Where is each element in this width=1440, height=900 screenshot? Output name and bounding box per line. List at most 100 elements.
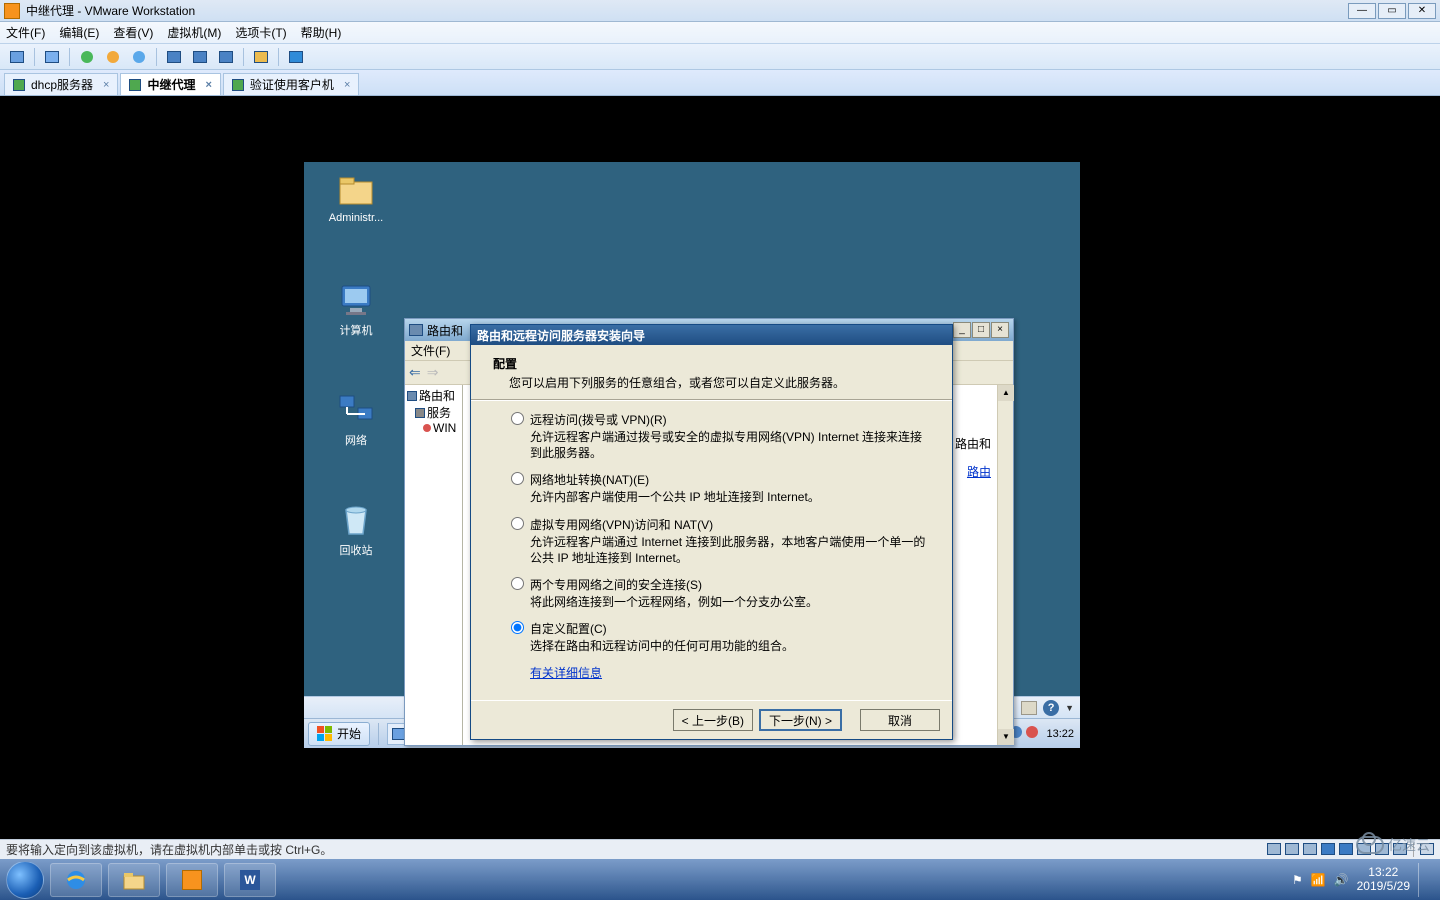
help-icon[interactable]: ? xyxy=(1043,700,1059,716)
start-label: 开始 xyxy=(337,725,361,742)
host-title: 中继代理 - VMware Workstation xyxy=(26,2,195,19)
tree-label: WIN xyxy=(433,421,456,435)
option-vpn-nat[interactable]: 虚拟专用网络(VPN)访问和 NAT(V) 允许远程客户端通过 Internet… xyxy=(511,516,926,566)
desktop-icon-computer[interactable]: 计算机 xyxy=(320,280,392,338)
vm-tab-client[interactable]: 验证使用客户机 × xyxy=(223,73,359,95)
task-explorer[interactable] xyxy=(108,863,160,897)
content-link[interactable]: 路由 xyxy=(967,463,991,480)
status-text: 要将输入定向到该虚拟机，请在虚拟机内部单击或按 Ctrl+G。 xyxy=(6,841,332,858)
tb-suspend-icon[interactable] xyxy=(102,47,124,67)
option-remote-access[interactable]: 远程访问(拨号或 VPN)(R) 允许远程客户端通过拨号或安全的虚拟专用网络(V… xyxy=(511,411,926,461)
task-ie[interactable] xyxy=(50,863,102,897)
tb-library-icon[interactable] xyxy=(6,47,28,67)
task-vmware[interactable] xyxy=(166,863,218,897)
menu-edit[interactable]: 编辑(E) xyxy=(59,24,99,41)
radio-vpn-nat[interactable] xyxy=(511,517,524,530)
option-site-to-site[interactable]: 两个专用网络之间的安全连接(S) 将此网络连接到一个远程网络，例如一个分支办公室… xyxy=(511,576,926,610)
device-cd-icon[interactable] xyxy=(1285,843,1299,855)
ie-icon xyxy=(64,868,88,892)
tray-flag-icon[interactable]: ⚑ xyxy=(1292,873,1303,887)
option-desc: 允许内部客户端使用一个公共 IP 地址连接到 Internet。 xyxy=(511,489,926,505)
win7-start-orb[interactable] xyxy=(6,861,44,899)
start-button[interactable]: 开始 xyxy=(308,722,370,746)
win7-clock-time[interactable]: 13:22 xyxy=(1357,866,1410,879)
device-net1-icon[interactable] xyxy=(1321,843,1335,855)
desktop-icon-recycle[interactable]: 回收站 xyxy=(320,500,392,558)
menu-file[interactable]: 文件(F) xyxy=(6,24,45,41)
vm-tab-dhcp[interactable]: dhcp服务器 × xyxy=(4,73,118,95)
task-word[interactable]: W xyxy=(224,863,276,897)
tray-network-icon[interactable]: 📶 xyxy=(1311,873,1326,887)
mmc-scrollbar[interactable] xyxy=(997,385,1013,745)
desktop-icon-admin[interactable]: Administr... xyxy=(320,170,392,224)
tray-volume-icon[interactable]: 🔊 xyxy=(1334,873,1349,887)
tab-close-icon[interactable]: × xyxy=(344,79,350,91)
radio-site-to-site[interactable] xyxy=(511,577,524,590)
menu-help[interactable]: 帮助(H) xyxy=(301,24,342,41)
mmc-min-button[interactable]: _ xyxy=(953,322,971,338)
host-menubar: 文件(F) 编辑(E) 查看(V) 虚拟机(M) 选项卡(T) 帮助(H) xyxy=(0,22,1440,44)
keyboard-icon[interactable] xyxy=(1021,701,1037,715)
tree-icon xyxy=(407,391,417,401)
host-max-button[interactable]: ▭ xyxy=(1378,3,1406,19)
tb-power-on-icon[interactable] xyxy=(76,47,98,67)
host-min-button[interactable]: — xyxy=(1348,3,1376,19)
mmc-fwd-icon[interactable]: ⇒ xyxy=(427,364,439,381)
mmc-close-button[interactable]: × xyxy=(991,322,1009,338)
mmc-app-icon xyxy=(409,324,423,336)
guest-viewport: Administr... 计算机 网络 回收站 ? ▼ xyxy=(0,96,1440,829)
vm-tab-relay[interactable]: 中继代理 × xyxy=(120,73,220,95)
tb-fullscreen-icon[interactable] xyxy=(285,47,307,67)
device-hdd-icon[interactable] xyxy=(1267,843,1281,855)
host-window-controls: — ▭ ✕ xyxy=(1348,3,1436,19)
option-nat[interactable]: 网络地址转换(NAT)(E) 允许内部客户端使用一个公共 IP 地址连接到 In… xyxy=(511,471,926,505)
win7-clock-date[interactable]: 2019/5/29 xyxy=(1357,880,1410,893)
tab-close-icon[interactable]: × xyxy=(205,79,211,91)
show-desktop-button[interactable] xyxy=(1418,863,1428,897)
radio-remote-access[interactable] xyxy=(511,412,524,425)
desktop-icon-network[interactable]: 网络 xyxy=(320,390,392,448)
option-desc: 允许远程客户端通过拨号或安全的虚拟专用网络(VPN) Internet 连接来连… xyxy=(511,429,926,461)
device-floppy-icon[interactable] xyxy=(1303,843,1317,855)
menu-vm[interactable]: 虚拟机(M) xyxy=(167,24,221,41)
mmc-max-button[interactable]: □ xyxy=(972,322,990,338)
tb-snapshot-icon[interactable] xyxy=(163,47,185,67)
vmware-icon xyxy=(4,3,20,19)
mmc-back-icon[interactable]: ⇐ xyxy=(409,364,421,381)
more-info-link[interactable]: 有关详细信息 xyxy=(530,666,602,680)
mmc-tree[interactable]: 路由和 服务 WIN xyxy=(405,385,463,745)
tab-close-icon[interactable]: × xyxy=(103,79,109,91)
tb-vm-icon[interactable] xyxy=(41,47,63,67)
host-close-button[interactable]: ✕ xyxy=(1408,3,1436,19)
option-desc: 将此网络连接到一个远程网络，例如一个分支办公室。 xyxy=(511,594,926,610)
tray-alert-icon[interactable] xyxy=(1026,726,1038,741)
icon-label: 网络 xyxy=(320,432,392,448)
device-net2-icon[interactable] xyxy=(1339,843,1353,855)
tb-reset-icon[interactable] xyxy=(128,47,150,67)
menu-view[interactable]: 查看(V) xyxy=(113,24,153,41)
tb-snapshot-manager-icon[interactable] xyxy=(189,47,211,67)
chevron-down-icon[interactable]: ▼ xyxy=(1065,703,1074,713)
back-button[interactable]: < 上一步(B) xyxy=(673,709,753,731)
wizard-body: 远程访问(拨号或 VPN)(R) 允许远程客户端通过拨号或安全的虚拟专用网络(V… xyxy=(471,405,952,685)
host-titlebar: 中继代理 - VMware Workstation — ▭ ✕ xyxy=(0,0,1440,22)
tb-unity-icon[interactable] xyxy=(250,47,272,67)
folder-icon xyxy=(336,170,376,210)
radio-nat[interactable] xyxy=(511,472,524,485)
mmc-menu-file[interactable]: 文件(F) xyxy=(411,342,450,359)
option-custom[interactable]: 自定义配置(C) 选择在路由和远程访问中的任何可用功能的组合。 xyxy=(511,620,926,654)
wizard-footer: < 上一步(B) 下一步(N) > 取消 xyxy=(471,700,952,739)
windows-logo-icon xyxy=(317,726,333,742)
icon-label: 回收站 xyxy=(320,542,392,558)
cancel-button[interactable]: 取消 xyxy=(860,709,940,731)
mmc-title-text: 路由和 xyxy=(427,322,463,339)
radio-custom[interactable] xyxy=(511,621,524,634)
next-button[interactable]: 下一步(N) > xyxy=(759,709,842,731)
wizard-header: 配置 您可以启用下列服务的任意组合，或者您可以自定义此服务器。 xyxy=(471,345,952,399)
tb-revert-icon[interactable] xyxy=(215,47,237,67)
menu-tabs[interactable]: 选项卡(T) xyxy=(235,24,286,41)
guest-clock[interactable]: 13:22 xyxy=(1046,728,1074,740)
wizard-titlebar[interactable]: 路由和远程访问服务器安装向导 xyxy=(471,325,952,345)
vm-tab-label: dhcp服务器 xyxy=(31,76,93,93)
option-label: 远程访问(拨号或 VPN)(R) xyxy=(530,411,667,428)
============
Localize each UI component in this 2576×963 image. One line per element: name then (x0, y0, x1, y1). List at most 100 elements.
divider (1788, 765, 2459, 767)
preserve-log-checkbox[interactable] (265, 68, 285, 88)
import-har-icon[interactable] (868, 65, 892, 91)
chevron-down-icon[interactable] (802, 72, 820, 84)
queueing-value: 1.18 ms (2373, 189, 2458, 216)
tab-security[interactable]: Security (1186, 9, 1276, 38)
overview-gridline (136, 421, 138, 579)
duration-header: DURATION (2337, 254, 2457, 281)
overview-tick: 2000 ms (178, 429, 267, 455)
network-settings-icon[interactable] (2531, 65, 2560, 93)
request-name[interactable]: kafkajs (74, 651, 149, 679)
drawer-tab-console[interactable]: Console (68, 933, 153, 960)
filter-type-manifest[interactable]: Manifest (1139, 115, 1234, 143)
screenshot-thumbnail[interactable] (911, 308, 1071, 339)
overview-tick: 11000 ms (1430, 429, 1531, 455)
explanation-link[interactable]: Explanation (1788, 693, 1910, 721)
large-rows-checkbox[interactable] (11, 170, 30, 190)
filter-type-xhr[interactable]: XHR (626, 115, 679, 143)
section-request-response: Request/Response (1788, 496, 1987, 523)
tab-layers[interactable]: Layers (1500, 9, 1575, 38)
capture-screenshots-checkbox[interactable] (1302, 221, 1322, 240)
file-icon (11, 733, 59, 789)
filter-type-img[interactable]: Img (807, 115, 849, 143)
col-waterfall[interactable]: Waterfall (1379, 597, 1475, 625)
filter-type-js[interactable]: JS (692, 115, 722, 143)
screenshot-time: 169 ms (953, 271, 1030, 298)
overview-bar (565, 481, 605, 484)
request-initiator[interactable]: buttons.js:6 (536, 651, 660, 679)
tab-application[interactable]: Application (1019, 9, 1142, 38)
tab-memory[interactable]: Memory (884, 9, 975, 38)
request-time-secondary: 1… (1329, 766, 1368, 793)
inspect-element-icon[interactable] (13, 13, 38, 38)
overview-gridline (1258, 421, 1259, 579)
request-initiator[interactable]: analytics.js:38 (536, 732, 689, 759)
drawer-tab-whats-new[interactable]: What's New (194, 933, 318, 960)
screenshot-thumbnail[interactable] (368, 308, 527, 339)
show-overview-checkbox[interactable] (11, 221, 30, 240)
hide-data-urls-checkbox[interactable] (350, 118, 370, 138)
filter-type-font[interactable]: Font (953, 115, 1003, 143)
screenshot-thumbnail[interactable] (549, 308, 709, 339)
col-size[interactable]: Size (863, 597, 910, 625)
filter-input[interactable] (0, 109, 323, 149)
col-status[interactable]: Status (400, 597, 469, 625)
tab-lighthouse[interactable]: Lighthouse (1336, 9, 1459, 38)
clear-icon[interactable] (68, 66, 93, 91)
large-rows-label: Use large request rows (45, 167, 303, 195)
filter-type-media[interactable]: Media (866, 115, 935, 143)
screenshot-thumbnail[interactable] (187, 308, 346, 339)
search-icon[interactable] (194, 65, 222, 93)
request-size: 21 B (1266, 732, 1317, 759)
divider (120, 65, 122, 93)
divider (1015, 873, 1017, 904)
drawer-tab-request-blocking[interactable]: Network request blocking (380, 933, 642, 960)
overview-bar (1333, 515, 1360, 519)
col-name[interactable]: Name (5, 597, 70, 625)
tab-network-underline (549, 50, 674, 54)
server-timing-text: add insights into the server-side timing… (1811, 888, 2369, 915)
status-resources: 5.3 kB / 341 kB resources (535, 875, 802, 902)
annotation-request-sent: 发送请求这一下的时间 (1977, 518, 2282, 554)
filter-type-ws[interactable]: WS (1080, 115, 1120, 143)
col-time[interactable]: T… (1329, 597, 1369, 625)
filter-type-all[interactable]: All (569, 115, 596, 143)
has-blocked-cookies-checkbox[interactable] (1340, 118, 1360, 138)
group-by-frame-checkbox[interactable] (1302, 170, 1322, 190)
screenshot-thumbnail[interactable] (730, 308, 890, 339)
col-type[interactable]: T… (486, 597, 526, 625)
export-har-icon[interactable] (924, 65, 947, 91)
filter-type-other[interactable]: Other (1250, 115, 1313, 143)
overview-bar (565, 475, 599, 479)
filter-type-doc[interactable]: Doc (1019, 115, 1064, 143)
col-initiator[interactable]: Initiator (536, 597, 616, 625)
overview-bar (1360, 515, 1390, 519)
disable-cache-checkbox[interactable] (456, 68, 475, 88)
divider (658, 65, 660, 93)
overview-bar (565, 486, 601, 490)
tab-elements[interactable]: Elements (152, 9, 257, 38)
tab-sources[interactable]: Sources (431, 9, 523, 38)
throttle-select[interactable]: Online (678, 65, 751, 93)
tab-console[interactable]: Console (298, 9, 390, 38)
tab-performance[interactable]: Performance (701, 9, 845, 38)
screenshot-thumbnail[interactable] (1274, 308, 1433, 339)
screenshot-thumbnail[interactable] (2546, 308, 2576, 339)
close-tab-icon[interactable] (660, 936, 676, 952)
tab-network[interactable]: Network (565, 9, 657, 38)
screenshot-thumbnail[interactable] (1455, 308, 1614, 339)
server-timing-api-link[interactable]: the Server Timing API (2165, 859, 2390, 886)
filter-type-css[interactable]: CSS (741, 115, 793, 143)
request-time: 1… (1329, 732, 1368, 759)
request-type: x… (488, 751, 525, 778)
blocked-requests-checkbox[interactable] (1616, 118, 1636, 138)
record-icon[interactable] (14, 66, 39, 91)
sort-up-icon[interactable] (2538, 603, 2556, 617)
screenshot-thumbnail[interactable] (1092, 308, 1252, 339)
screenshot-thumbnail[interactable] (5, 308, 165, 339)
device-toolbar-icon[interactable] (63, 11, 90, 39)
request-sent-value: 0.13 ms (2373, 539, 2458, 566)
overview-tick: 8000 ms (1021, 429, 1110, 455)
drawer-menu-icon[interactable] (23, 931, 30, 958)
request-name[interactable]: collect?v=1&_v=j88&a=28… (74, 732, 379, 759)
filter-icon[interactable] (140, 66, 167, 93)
============
[What needs to be done] Render the lines of the data above as a numbered list, omitting blank lines. Begin at the line that has "Localize each UI" and stop after the line that has "overview-tick: 2000 ms (178, 429, 267, 455)".

[Result of the task]
1. Localize each UI component in this 2576×963 image. One line per element: name then (x0, y0, x1, y1). List at most 100 elements.
2. divider (1788, 765, 2459, 767)
3. preserve-log-checkbox[interactable] (265, 68, 285, 88)
4. import-har-icon[interactable] (868, 65, 892, 91)
5. chevron-down-icon[interactable] (802, 72, 820, 84)
6. queueing-value: 1.18 ms (2373, 189, 2458, 216)
7. tab-security[interactable]: Security (1186, 9, 1276, 38)
8. overview-gridline (136, 421, 138, 579)
9. duration-header: DURATION (2337, 254, 2457, 281)
10. overview-tick: 2000 ms (178, 429, 267, 455)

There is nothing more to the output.